(Extracted records)

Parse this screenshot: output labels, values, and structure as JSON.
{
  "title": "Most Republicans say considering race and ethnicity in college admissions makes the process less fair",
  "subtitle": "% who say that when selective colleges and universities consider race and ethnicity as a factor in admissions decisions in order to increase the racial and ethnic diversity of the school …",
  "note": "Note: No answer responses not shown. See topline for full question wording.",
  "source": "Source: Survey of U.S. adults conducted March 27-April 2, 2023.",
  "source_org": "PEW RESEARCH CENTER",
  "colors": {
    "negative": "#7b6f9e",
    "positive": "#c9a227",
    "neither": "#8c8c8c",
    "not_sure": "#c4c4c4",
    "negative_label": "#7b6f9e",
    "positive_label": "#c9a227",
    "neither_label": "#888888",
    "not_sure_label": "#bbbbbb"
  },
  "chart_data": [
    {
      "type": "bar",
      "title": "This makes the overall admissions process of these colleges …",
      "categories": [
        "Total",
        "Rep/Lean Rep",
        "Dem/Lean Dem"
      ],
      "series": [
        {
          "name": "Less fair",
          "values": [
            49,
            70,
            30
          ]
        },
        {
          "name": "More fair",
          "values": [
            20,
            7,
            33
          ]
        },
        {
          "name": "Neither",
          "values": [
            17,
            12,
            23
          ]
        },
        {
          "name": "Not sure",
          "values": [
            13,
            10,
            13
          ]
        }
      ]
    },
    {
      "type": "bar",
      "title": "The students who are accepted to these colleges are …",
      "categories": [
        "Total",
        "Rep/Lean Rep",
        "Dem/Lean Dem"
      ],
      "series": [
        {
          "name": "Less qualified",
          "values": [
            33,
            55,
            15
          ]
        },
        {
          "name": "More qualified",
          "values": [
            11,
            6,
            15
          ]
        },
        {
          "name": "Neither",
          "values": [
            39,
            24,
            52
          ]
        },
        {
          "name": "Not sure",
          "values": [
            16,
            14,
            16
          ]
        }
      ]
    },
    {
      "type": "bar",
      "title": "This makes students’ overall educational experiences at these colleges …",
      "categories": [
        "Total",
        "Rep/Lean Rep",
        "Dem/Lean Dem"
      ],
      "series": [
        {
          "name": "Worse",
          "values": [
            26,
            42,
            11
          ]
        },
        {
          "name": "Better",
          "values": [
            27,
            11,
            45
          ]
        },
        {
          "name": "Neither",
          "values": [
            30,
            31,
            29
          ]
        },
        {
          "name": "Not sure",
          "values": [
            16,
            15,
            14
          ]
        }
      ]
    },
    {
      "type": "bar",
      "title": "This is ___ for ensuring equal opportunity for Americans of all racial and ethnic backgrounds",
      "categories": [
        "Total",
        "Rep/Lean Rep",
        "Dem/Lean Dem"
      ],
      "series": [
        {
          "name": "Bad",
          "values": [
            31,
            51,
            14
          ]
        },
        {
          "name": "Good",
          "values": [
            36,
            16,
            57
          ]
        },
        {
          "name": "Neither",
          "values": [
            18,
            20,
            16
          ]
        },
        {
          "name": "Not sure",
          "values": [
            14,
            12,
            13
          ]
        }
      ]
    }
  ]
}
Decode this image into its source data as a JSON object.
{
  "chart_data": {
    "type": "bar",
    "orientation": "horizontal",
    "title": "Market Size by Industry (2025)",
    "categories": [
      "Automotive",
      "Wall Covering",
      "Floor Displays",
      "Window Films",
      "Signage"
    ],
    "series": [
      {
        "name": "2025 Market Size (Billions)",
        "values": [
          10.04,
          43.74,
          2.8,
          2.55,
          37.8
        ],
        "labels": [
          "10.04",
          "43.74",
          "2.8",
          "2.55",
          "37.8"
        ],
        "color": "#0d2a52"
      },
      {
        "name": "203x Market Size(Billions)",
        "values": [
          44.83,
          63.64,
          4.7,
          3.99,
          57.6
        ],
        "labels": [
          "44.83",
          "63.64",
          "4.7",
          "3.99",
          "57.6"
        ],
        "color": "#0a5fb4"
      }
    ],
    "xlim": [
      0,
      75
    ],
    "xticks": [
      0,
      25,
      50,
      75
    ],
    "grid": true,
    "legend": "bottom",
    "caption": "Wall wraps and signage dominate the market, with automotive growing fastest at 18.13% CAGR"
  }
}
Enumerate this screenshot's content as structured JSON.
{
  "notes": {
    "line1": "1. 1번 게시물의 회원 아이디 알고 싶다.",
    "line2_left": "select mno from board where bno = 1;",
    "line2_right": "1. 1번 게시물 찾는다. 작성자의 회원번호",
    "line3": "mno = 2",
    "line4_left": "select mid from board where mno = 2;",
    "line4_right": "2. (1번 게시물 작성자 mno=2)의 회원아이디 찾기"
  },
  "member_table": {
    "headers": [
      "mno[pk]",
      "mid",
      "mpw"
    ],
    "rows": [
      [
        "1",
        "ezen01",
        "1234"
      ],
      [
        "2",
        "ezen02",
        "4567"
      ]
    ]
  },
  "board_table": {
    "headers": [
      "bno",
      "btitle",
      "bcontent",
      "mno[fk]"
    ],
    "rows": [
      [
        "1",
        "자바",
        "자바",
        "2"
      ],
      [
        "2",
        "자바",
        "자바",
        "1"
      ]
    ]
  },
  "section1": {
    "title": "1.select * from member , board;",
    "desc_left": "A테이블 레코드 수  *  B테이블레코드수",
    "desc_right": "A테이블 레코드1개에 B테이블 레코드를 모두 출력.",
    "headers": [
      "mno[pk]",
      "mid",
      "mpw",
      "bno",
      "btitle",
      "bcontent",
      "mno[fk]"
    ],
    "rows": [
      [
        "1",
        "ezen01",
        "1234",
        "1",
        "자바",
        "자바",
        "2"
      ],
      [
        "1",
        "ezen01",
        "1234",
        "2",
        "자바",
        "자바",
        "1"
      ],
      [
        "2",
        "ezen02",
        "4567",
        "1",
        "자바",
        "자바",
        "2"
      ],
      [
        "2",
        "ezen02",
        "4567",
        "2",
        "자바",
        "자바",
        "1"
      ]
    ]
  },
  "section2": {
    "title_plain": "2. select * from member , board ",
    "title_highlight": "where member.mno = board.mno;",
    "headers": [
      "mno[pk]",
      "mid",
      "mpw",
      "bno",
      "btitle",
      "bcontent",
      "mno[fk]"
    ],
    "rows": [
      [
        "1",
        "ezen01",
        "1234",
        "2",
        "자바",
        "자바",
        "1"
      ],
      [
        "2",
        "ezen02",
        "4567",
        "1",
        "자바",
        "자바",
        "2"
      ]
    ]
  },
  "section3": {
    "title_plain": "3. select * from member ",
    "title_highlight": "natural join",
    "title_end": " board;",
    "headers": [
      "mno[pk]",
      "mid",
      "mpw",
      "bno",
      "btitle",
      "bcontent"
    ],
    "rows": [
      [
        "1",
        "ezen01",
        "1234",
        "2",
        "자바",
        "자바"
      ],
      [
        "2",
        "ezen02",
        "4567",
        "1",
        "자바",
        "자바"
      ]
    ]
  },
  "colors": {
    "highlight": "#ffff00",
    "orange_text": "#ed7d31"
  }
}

* What this task involves: What is the number of lines in the records above that include the word "qualified"? Reply with that number and nothing more.

* Solution for this task: 2